** Opening Data supplied block **
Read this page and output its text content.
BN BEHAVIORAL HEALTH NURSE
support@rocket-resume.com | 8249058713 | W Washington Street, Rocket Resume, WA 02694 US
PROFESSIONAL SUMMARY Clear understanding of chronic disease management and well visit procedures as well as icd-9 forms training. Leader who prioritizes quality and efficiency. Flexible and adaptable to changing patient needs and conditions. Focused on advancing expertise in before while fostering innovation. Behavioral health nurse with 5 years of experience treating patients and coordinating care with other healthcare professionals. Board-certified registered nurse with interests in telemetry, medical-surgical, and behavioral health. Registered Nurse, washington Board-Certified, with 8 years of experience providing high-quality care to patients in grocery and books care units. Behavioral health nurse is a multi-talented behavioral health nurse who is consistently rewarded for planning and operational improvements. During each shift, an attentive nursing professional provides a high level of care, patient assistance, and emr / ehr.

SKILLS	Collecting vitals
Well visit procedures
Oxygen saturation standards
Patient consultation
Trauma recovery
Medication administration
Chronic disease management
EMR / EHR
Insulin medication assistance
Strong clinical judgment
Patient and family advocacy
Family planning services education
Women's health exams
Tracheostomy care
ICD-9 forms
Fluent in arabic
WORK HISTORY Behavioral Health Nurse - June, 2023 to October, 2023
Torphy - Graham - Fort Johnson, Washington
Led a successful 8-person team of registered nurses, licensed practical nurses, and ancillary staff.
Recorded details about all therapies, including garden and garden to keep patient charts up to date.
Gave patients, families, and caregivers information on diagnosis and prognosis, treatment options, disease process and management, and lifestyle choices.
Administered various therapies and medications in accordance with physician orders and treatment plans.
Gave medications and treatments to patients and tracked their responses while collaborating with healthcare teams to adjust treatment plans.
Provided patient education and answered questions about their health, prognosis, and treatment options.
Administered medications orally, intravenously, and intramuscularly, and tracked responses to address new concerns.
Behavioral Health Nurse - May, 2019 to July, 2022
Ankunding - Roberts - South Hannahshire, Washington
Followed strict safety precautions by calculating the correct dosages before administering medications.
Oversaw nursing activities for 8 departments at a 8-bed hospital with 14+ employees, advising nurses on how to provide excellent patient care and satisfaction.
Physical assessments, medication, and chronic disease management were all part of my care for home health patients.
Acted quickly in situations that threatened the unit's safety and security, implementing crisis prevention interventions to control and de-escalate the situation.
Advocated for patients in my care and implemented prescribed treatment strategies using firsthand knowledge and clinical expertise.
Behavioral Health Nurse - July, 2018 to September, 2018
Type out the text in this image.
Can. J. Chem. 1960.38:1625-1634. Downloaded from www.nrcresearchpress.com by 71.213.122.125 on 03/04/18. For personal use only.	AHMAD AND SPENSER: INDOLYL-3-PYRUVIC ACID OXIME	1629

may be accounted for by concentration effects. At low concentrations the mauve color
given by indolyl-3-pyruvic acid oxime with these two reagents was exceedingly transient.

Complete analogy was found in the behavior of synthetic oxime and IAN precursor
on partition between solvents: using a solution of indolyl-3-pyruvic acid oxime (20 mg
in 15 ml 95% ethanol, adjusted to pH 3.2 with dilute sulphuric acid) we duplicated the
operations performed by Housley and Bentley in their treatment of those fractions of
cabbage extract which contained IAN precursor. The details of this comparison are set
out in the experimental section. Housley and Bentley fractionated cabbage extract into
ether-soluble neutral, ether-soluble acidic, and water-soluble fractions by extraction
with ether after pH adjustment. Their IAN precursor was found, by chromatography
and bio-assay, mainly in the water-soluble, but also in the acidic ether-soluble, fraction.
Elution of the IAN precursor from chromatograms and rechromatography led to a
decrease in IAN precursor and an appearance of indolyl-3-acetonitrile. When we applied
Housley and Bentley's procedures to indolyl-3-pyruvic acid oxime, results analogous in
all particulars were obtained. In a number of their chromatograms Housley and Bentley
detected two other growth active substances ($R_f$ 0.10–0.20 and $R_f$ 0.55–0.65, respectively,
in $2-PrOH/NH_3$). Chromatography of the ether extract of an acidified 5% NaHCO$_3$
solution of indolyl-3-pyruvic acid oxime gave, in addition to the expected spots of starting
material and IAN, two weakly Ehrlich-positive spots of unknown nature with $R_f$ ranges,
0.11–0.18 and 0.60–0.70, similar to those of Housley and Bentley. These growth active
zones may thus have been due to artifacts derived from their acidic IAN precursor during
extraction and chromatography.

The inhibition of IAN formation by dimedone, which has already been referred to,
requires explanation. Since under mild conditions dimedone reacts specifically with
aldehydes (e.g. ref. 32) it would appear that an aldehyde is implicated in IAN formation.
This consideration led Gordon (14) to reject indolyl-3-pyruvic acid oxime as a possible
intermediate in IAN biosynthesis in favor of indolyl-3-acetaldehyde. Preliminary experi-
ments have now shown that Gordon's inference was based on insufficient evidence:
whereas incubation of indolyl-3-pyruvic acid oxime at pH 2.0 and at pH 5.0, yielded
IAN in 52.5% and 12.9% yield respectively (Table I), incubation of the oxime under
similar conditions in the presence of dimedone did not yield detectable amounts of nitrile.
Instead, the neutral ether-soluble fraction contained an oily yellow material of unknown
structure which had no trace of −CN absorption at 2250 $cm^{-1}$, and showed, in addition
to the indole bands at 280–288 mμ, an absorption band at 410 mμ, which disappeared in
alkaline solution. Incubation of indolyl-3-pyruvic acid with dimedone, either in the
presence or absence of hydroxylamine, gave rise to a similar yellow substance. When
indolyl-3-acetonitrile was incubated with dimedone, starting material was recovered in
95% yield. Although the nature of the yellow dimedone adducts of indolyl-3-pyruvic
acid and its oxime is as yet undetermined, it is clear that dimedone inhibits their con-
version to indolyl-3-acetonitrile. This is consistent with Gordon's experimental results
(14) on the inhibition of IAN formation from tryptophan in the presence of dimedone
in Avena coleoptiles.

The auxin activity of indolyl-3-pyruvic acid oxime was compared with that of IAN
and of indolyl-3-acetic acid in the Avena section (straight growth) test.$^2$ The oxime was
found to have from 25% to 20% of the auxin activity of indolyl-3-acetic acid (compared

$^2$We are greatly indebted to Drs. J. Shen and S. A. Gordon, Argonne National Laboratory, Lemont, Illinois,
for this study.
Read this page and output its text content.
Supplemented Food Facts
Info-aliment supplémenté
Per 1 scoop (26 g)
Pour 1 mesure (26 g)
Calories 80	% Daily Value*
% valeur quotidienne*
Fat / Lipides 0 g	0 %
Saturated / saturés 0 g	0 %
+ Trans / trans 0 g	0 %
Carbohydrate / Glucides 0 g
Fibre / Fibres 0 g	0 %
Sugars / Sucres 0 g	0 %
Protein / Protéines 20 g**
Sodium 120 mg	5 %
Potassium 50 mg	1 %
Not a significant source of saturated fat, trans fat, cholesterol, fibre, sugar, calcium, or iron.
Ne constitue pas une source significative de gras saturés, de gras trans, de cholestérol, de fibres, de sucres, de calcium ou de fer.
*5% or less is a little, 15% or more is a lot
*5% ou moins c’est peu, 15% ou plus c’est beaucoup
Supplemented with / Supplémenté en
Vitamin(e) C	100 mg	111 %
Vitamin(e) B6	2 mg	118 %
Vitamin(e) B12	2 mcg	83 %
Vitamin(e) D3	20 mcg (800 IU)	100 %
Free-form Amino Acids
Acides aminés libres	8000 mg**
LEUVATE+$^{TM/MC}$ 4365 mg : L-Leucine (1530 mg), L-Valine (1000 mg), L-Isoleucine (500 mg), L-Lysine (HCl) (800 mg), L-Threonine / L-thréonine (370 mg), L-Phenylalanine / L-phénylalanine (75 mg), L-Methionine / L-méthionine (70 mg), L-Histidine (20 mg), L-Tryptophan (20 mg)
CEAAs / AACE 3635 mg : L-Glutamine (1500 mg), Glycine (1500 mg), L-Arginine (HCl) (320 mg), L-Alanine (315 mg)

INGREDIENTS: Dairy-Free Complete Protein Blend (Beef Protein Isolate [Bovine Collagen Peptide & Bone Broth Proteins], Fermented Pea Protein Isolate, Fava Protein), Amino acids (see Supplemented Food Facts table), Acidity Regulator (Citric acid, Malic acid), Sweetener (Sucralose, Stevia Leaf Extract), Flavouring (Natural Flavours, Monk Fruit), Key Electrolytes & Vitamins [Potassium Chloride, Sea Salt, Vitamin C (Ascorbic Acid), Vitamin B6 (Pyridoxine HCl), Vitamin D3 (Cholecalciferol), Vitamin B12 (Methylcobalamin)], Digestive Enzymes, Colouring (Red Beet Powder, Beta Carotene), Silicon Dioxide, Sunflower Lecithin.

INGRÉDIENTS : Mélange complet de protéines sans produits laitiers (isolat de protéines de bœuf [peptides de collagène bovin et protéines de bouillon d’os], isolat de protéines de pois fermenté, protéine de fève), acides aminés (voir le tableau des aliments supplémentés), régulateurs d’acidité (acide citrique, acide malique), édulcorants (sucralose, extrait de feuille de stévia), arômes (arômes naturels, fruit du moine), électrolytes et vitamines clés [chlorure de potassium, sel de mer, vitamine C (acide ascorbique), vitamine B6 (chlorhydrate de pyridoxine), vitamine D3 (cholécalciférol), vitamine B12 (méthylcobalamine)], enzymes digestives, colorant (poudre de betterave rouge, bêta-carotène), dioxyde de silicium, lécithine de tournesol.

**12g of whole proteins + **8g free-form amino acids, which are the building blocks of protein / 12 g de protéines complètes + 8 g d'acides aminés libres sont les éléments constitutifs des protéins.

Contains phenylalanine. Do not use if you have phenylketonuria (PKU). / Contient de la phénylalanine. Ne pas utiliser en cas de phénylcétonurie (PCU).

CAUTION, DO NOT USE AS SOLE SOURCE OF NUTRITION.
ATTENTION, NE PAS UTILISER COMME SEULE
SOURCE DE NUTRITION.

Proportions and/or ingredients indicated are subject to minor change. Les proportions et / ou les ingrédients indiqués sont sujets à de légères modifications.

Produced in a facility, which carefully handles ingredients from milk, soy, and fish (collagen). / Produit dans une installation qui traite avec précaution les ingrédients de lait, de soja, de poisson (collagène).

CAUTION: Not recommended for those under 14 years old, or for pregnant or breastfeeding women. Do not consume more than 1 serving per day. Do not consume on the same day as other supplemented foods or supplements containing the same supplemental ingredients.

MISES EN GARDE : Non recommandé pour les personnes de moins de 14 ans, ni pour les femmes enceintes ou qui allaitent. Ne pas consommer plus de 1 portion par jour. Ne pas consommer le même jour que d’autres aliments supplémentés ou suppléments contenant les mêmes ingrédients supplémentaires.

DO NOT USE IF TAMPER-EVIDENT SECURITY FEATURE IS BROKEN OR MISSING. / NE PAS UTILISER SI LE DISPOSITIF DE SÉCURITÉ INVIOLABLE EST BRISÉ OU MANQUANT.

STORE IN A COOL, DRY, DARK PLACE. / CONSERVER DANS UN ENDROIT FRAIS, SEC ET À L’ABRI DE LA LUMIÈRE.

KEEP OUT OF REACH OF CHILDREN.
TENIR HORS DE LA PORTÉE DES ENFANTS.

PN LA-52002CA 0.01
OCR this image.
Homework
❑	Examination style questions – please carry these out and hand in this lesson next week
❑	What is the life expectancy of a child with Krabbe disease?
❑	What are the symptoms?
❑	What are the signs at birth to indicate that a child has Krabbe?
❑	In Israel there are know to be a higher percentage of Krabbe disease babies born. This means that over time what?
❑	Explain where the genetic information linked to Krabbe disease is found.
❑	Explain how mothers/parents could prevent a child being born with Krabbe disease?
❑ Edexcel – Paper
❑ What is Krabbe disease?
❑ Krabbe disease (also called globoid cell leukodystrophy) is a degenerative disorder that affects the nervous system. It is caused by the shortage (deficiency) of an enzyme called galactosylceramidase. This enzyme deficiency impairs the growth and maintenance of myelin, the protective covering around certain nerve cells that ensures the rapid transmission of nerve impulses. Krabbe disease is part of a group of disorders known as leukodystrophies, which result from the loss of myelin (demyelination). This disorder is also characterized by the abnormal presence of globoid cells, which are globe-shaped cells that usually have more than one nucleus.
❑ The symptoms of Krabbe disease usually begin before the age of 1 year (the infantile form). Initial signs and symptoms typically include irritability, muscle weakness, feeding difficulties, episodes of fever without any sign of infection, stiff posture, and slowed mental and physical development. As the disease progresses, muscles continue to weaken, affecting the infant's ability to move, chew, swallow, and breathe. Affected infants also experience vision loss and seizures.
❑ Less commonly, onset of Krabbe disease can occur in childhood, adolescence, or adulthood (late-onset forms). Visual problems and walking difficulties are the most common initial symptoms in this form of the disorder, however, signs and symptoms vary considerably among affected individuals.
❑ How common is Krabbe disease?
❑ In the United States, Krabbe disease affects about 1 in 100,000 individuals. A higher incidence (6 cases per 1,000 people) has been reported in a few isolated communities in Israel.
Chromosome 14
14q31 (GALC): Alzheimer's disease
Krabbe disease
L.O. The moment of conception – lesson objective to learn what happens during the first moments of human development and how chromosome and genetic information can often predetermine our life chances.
** Closing Data supplied block **
What is needed –
Only a number is expected here: the count of lines in the listing that hold the string "common".

Expected answer –
2